Written exercise
Find every line in the records that holds the string "document". Copy each one.

Data shown
BEGIN
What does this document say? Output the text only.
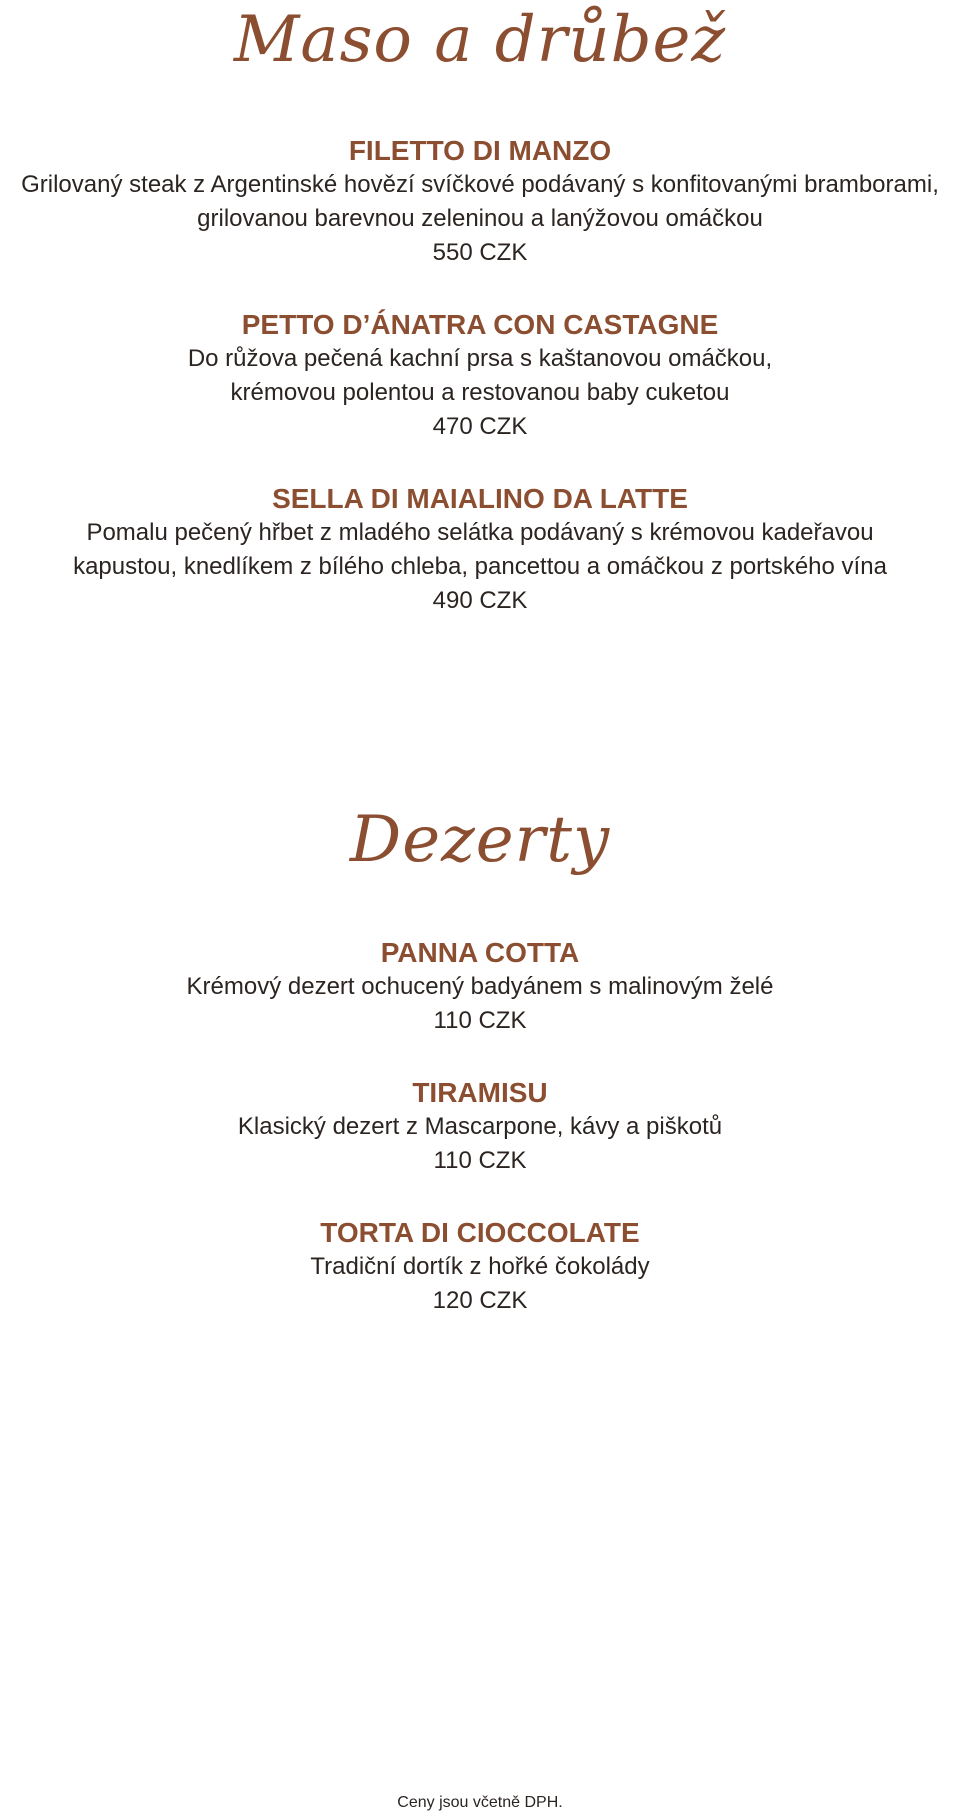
Maso a drůbež

FILETTO DI MANZO

Grilovaný steak z Argentinské hovězí svíčkové podávaný s konfitovanými bramborami,

grilovanou barevnou zeleninou a lanýžovou omáčkou

550 CZK

PETTO D’ÁNATRA CON CASTAGNE

Do růžova pečená kachní prsa s kaštanovou omáčkou,

krémovou polentou a restovanou baby cuketou

470 CZK

SELLA DI MAIALINO DA LATTE

Pomalu pečený hřbet z mladého selátka podávaný s krémovou kadeřavou

kapustou, knedlíkem z bílého chleba, pancettou a omáčkou z portského vína

490 CZK

Dezerty

PANNA COTTA

Krémový dezert ochucený badyánem s malinovým želé

110 CZK

TIRAMISU

Klasický dezert z Mascarpone, kávy a piškotů

110 CZK

TORTA DI CIOCCOLATE

Tradiční dortík z hořké čokolády

120 CZK

Ceny jsou včetně DPH.
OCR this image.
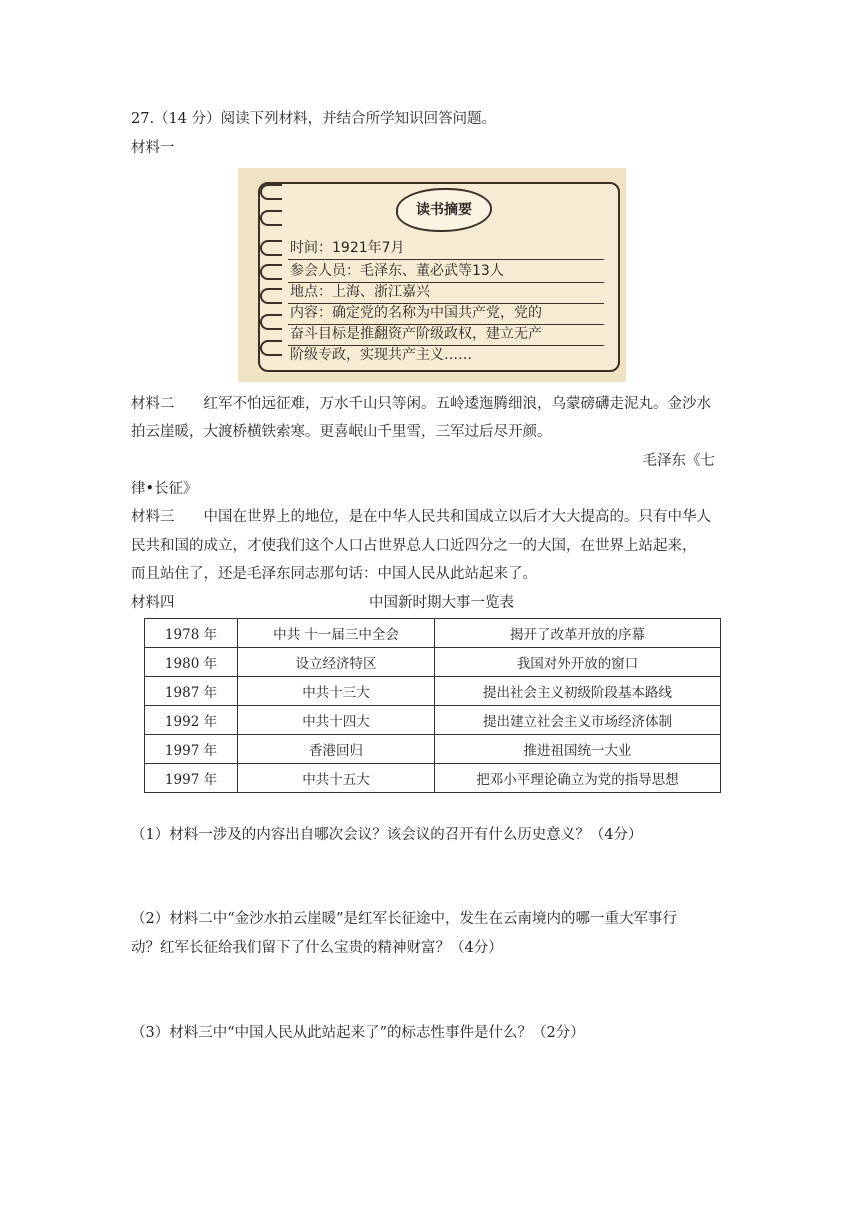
27.（14 分）阅读下列材料，并结合所学知识回答问题。
材料一
读书摘要
时间：1921年7月
参会人员：毛泽东、董必武等13人
地点：上海、浙江嘉兴
内容：确定党的名称为中国共产党，党的
奋斗目标是推翻资产阶级政权，建立无产
阶级专政，实现共产主义……
材料二　　红军不怕远征难，万水千山只等闲。五岭逶迤腾细浪，乌蒙磅礴走泥丸。金沙水
拍云崖暖，大渡桥横铁索寒。更喜岷山千里雪，三军过后尽开颜。
毛泽东《七
律•长征》
材料三　　中国在世界上的地位，是在中华人民共和国成立以后才大大提高的。只有中华人
民共和国的成立，才使我们这个人口占世界总人口近四分之一的大国，在世界上站起来，
而且站住了，还是毛泽东同志那句话：中国人民从此站起来了。
材料四	中国新时期大事一览表
1978 年	中共 十一届三中全会	揭开了改革开放的序幕
1980 年	设立经济特区	我国对外开放的窗口
1987 年	中共十三大	提出社会主义初级阶段基本路线
1992 年	中共十四大	提出建立社会主义市场经济体制
1997 年	香港回归	推进祖国统一大业
1997 年	中共十五大	把邓小平理论确立为党的指导思想
（1）材料一涉及的内容出自哪次会议？该会议的召开有什么历史意义？（4分）
（2）材料二中“金沙水拍云崖暖”是红军长征途中，发生在云南境内的哪一重大军事行
动？红军长征给我们留下了什么宝贵的精神财富？（4分）
（3）材料三中“中国人民从此站起来了”的标志性事件是什么？（2分）
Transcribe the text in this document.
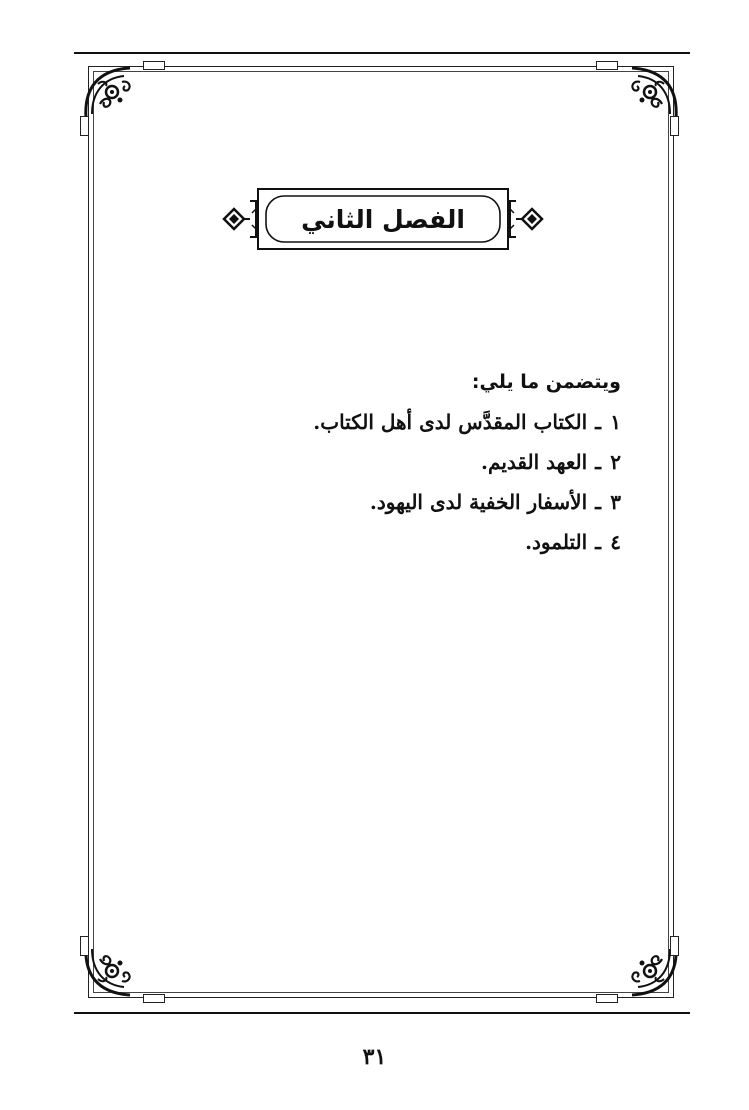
الفصل الثاني

ويتضمن ما يلي:

١
ـ
الكتاب المقدَّس لدى أهل الكتاب.
٢
ـ
العهد القديم.
٣
ـ
الأسفار الخفية لدى اليهود.
٤
ـ
التلمود.
٣١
END
Solution below
What does this document say? Output the text only.
Transcribe the text in this document.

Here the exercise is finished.